> [Requirement] Transcribe the listing word for word.

> [Given data]
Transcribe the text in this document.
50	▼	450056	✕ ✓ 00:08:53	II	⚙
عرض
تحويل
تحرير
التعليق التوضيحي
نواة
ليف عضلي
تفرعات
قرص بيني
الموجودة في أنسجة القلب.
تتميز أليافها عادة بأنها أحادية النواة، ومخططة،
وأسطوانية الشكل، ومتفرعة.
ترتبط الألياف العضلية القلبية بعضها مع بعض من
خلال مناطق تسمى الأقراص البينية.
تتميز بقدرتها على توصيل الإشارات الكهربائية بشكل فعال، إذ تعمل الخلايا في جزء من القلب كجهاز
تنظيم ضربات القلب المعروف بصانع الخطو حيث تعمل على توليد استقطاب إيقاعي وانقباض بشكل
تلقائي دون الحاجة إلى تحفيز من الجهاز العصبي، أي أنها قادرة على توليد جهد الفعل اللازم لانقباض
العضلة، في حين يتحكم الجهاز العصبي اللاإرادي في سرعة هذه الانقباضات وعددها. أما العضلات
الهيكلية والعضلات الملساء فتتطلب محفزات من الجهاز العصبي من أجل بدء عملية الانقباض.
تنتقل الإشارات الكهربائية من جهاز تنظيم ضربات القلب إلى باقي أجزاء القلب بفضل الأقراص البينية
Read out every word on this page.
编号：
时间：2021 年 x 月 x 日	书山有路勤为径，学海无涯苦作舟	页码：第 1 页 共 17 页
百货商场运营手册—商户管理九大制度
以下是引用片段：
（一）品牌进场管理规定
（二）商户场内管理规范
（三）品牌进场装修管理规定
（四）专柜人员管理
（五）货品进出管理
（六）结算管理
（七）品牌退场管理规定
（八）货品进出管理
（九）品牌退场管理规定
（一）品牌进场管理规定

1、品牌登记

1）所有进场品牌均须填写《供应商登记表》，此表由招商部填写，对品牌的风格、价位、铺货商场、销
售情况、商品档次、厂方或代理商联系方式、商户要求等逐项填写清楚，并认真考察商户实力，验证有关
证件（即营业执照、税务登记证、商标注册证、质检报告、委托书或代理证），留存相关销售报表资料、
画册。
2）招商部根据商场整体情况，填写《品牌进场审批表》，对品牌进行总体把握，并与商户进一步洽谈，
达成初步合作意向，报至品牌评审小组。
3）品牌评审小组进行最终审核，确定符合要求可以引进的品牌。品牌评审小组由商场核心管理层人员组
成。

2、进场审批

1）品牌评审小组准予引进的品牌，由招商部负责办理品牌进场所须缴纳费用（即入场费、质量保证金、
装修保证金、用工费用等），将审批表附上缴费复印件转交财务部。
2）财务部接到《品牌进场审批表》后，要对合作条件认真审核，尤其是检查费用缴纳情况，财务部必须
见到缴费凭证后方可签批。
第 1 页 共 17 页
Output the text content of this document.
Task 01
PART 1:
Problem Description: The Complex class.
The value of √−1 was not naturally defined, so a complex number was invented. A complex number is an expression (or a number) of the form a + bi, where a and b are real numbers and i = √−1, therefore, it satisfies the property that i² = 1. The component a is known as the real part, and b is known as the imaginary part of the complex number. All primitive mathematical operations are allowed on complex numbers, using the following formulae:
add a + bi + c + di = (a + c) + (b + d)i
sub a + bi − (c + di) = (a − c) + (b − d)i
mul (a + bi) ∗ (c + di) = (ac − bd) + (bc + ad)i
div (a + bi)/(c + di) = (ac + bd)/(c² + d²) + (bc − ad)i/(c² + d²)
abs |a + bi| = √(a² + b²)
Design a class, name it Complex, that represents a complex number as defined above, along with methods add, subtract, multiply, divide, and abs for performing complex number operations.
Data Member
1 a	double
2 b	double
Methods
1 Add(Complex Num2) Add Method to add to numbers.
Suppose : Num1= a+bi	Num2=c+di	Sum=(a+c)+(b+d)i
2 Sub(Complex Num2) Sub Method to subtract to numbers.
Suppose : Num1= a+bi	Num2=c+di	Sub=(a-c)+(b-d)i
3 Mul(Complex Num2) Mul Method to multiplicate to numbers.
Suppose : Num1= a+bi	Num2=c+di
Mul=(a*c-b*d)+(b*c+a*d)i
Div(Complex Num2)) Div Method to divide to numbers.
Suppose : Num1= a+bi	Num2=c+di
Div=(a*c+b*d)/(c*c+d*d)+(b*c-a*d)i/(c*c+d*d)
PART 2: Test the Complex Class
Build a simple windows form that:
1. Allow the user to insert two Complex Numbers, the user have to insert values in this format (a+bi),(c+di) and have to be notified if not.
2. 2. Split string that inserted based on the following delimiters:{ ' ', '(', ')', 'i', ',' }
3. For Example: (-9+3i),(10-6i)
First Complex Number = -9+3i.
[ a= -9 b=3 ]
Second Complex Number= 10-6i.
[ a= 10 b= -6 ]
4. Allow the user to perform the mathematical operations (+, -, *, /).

> [Problem solution]
Transcribe the text in this document.
50	▼	450056	✕ ✓ 00:08:53	II	⚙
عرض
تحويل
تحرير
التعليق التوضيحي
نواة
ليف عضلي
تفرعات
قرص بيني
الموجودة في أنسجة القلب.
تتميز أليافها عادة بأنها أحادية النواة، ومخططة،
وأسطوانية الشكل، ومتفرعة.
ترتبط الألياف العضلية القلبية بعضها مع بعض من
خلال مناطق تسمى الأقراص البينية.
تتميز بقدرتها على توصيل الإشارات الكهربائية بشكل فعال، إذ تعمل الخلايا في جزء من القلب كجهاز
تنظيم ضربات القلب المعروف بصانع الخطو حيث تعمل على توليد استقطاب إيقاعي وانقباض بشكل
تلقائي دون الحاجة إلى تحفيز من الجهاز العصبي، أي أنها قادرة على توليد جهد الفعل اللازم لانقباض
العضلة، في حين يتحكم الجهاز العصبي اللاإرادي في سرعة هذه الانقباضات وعددها. أما العضلات
الهيكلية والعضلات الملساء فتتطلب محفزات من الجهاز العصبي من أجل بدء عملية الانقباض.
تنتقل الإشارات الكهربائية من جهاز تنظيم ضربات القلب إلى باقي أجزاء القلب بفضل الأقراص البينية
Read out every word on this page.
编号：
时间：2021 年 x 月 x 日	书山有路勤为径，学海无涯苦作舟	页码：第 1 页 共 17 页
百货商场运营手册—商户管理九大制度
以下是引用片段：
（一）品牌进场管理规定
（二）商户场内管理规范
（三）品牌进场装修管理规定
（四）专柜人员管理
（五）货品进出管理
（六）结算管理
（七）品牌退场管理规定
（八）货品进出管理
（九）品牌退场管理规定
（一）品牌进场管理规定

1、品牌登记

1）所有进场品牌均须填写《供应商登记表》，此表由招商部填写，对品牌的风格、价位、铺货商场、销
售情况、商品档次、厂方或代理商联系方式、商户要求等逐项填写清楚，并认真考察商户实力，验证有关
证件（即营业执照、税务登记证、商标注册证、质检报告、委托书或代理证），留存相关销售报表资料、
画册。
2）招商部根据商场整体情况，填写《品牌进场审批表》，对品牌进行总体把握，并与商户进一步洽谈，
达成初步合作意向，报至品牌评审小组。
3）品牌评审小组进行最终审核，确定符合要求可以引进的品牌。品牌评审小组由商场核心管理层人员组
成。

2、进场审批

1）品牌评审小组准予引进的品牌，由招商部负责办理品牌进场所须缴纳费用（即入场费、质量保证金、
装修保证金、用工费用等），将审批表附上缴费复印件转交财务部。
2）财务部接到《品牌进场审批表》后，要对合作条件认真审核，尤其是检查费用缴纳情况，财务部必须
见到缴费凭证后方可签批。
第 1 页 共 17 页
Output the text content of this document.
Task 01
PART 1:
Problem Description: The Complex class.
The value of √−1 was not naturally defined, so a complex number was invented. A complex number is an expression (or a number) of the form a + bi, where a and b are real numbers and i = √−1, therefore, it satisfies the property that i² = 1. The component a is known as the real part, and b is known as the imaginary part of the complex number. All primitive mathematical operations are allowed on complex numbers, using the following formulae:
add a + bi + c + di = (a + c) + (b + d)i
sub a + bi − (c + di) = (a − c) + (b − d)i
mul (a + bi) ∗ (c + di) = (ac − bd) + (bc + ad)i
div (a + bi)/(c + di) = (ac + bd)/(c² + d²) + (bc − ad)i/(c² + d²)
abs |a + bi| = √(a² + b²)
Design a class, name it Complex, that represents a complex number as defined above, along with methods add, subtract, multiply, divide, and abs for performing complex number operations.
Data Member
1 a	double
2 b	double
Methods
1 Add(Complex Num2) Add Method to add to numbers.
Suppose : Num1= a+bi	Num2=c+di	Sum=(a+c)+(b+d)i
2 Sub(Complex Num2) Sub Method to subtract to numbers.
Suppose : Num1= a+bi	Num2=c+di	Sub=(a-c)+(b-d)i
3 Mul(Complex Num2) Mul Method to multiplicate to numbers.
Suppose : Num1= a+bi	Num2=c+di
Mul=(a*c-b*d)+(b*c+a*d)i
Div(Complex Num2)) Div Method to divide to numbers.
Suppose : Num1= a+bi	Num2=c+di
Div=(a*c+b*d)/(c*c+d*d)+(b*c-a*d)i/(c*c+d*d)
PART 2: Test the Complex Class
Build a simple windows form that:
1. Allow the user to insert two Complex Numbers, the user have to insert values in this format (a+bi),(c+di) and have to be notified if not.
2. 2. Split string that inserted based on the following delimiters:{ ' ', '(', ')', 'i', ',' }
3. For Example: (-9+3i),(10-6i)
First Complex Number = -9+3i.
[ a= -9 b=3 ]
Second Complex Number= 10-6i.
[ a= 10 b= -6 ]
4. Allow the user to perform the mathematical operations (+, -, *, /).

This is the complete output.